BEGIN RECORDS PROVIDED
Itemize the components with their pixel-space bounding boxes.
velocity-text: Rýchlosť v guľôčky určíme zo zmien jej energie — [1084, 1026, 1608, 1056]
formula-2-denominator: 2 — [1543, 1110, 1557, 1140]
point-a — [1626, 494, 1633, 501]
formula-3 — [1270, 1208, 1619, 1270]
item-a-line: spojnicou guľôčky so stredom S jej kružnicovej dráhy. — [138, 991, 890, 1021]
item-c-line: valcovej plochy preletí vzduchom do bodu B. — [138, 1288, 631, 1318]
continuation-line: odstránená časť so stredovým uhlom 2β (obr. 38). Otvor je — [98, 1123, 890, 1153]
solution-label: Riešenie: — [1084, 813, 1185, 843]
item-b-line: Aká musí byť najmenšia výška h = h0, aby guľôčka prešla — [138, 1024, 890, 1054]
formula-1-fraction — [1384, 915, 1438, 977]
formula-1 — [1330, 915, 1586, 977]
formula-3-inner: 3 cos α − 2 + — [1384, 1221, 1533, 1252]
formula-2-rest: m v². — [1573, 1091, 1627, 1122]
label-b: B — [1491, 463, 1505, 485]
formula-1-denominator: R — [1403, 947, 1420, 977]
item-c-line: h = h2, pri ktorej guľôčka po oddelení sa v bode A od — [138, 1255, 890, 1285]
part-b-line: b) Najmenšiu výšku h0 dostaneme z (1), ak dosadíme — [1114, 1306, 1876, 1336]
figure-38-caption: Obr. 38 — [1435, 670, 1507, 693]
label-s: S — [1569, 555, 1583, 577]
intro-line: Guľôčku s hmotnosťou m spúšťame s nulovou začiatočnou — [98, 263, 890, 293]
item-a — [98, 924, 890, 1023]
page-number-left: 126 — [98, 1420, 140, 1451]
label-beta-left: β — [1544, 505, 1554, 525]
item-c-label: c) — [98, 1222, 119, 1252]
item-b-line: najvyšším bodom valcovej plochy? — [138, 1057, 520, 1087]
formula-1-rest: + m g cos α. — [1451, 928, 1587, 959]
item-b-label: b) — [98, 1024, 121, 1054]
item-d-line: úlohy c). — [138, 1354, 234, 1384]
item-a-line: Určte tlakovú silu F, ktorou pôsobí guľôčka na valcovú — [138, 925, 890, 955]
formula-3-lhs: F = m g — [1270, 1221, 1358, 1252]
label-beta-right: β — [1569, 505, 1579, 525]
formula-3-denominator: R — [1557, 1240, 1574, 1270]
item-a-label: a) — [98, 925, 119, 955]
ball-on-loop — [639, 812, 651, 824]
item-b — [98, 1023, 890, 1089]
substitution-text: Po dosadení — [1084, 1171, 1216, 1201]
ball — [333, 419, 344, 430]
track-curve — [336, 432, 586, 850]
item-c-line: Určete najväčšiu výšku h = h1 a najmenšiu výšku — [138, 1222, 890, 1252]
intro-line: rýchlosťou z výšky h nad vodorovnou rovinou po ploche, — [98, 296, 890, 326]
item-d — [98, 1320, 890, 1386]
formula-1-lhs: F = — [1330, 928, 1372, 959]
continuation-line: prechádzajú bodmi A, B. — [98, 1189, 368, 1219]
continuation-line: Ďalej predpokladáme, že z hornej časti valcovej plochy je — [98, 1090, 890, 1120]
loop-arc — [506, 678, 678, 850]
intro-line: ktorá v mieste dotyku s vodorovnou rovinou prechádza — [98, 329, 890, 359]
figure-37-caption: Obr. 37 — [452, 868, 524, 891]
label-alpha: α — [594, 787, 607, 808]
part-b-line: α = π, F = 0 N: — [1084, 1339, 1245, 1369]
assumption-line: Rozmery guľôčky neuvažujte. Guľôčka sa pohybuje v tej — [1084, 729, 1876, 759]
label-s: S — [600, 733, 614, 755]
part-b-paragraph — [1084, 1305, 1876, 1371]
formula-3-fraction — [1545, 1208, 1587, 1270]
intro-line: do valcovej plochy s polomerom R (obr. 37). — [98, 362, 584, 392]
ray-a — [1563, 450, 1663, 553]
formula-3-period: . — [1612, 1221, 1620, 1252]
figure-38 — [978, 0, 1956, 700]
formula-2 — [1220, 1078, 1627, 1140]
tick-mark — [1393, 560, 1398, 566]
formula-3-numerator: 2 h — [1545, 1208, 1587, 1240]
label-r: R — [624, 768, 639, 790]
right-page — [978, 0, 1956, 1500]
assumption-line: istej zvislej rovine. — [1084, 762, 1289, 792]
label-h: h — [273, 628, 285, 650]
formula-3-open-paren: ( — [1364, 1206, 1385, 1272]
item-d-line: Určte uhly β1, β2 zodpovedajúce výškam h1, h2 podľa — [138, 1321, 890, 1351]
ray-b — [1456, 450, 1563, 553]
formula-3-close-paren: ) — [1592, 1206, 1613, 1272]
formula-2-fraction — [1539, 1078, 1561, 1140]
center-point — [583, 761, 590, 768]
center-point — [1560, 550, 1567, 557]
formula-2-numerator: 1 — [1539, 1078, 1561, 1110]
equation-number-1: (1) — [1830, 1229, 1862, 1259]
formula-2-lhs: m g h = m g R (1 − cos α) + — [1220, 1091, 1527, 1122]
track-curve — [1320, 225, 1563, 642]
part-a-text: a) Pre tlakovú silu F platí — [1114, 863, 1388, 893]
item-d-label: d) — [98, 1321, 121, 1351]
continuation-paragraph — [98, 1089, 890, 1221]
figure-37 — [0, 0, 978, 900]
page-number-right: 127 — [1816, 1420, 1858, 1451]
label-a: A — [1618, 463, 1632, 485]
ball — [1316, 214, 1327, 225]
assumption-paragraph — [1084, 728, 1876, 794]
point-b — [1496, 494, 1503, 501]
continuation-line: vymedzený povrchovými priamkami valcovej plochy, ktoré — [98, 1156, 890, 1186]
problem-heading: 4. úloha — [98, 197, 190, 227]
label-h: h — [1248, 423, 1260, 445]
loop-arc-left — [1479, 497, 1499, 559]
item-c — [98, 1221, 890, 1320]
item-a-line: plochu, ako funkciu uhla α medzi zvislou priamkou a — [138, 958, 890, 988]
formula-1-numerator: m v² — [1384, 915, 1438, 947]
END RECORDS PROVIDED
YOUR INSTRUCTIONS =
Write out all the entries above again, swapping each occurrence of "track-curve" for "track-arc" and leaving every other character as it is.

WRITTEN RESPONSE =
Itemize the components with their pixel-space bounding boxes.
velocity-text: Rýchlosť v guľôčky určíme zo zmien jej energie — [1084, 1026, 1608, 1056]
formula-2-denominator: 2 — [1543, 1110, 1557, 1140]
point-a — [1626, 494, 1633, 501]
formula-3 — [1270, 1208, 1619, 1270]
item-a-line: spojnicou guľôčky so stredom S jej kružnicovej dráhy. — [138, 991, 890, 1021]
item-c-line: valcovej plochy preletí vzduchom do bodu B. — [138, 1288, 631, 1318]
continuation-line: odstránená časť so stredovým uhlom 2β (obr. 38). Otvor je — [98, 1123, 890, 1153]
solution-label: Riešenie: — [1084, 813, 1185, 843]
item-b-line: Aká musí byť najmenšia výška h = h0, aby guľôčka prešla — [138, 1024, 890, 1054]
formula-1-fraction — [1384, 915, 1438, 977]
formula-1 — [1330, 915, 1586, 977]
formula-3-inner: 3 cos α − 2 + — [1384, 1221, 1533, 1252]
formula-2-rest: m v². — [1573, 1091, 1627, 1122]
label-b: B — [1491, 463, 1505, 485]
formula-1-denominator: R — [1403, 947, 1420, 977]
item-c-line: h = h2, pri ktorej guľôčka po oddelení sa v bode A od — [138, 1255, 890, 1285]
part-b-line: b) Najmenšiu výšku h0 dostaneme z (1), ak dosadíme — [1114, 1306, 1876, 1336]
figure-38-caption: Obr. 38 — [1435, 670, 1507, 693]
label-s: S — [1569, 555, 1583, 577]
intro-line: Guľôčku s hmotnosťou m spúšťame s nulovou začiatočnou — [98, 263, 890, 293]
item-a — [98, 924, 890, 1023]
page-number-left: 126 — [98, 1420, 140, 1451]
label-beta-left: β — [1544, 505, 1554, 525]
item-c-label: c) — [98, 1222, 119, 1252]
item-b-line: najvyšším bodom valcovej plochy? — [138, 1057, 520, 1087]
formula-1-rest: + m g cos α. — [1451, 928, 1587, 959]
item-b-label: b) — [98, 1024, 121, 1054]
item-d-line: úlohy c). — [138, 1354, 234, 1384]
item-a-line: Určte tlakovú silu F, ktorou pôsobí guľôčka na valcovú — [138, 925, 890, 955]
formula-3-lhs: F = m g — [1270, 1221, 1358, 1252]
label-beta-right: β — [1569, 505, 1579, 525]
formula-3-denominator: R — [1557, 1240, 1574, 1270]
item-a-label: a) — [98, 925, 119, 955]
ball-on-loop — [639, 812, 651, 824]
item-b — [98, 1023, 890, 1089]
substitution-text: Po dosadení — [1084, 1171, 1216, 1201]
ball — [333, 419, 344, 430]
track-arc — [336, 432, 586, 850]
item-c-line: Určete najväčšiu výšku h = h1 a najmenšiu výšku — [138, 1222, 890, 1252]
intro-line: rýchlosťou z výšky h nad vodorovnou rovinou po ploche, — [98, 296, 890, 326]
item-d — [98, 1320, 890, 1386]
formula-1-lhs: F = — [1330, 928, 1372, 959]
continuation-line: prechádzajú bodmi A, B. — [98, 1189, 368, 1219]
continuation-line: Ďalej predpokladáme, že z hornej časti valcovej plochy je — [98, 1090, 890, 1120]
loop-arc — [506, 678, 678, 850]
intro-line: ktorá v mieste dotyku s vodorovnou rovinou prechádza — [98, 329, 890, 359]
figure-37-caption: Obr. 37 — [452, 868, 524, 891]
label-alpha: α — [594, 787, 607, 808]
part-b-line: α = π, F = 0 N: — [1084, 1339, 1245, 1369]
assumption-line: Rozmery guľôčky neuvažujte. Guľôčka sa pohybuje v tej — [1084, 729, 1876, 759]
label-s: S — [600, 733, 614, 755]
part-b-paragraph — [1084, 1305, 1876, 1371]
formula-3-fraction — [1545, 1208, 1587, 1270]
intro-line: do valcovej plochy s polomerom R (obr. 37). — [98, 362, 584, 392]
ray-a — [1563, 450, 1663, 553]
formula-3-period: . — [1612, 1221, 1620, 1252]
figure-38 — [978, 0, 1956, 700]
formula-2 — [1220, 1078, 1627, 1140]
tick-mark — [1393, 560, 1398, 566]
formula-3-numerator: 2 h — [1545, 1208, 1587, 1240]
label-r: R — [624, 768, 639, 790]
right-page — [978, 0, 1956, 1500]
assumption-line: istej zvislej rovine. — [1084, 762, 1289, 792]
label-h: h — [273, 628, 285, 650]
formula-3-open-paren: ( — [1364, 1206, 1385, 1272]
item-d-line: Určte uhly β1, β2 zodpovedajúce výškam h1, h2 podľa — [138, 1321, 890, 1351]
ray-b — [1456, 450, 1563, 553]
formula-3-close-paren: ) — [1592, 1206, 1613, 1272]
formula-2-fraction — [1539, 1078, 1561, 1140]
center-point — [583, 761, 590, 768]
center-point — [1560, 550, 1567, 557]
formula-2-numerator: 1 — [1539, 1078, 1561, 1110]
equation-number-1: (1) — [1830, 1229, 1862, 1259]
formula-2-lhs: m g h = m g R (1 − cos α) + — [1220, 1091, 1527, 1122]
track-arc — [1320, 225, 1563, 642]
part-a-text: a) Pre tlakovú silu F platí — [1114, 863, 1388, 893]
item-d-label: d) — [98, 1321, 121, 1351]
continuation-paragraph — [98, 1089, 890, 1221]
figure-37 — [0, 0, 978, 900]
page-number-right: 127 — [1816, 1420, 1858, 1451]
label-a: A — [1618, 463, 1632, 485]
ball — [1316, 214, 1327, 225]
assumption-paragraph — [1084, 728, 1876, 794]
point-b — [1496, 494, 1503, 501]
continuation-line: vymedzený povrchovými priamkami valcovej plochy, ktoré — [98, 1156, 890, 1186]
problem-heading: 4. úloha — [98, 197, 190, 227]
label-h: h — [1248, 423, 1260, 445]
loop-arc-left — [1479, 497, 1499, 559]
item-c — [98, 1221, 890, 1320]
item-a-line: plochu, ako funkciu uhla α medzi zvislou priamkou a — [138, 958, 890, 988]
formula-1-numerator: m v² — [1384, 915, 1438, 947]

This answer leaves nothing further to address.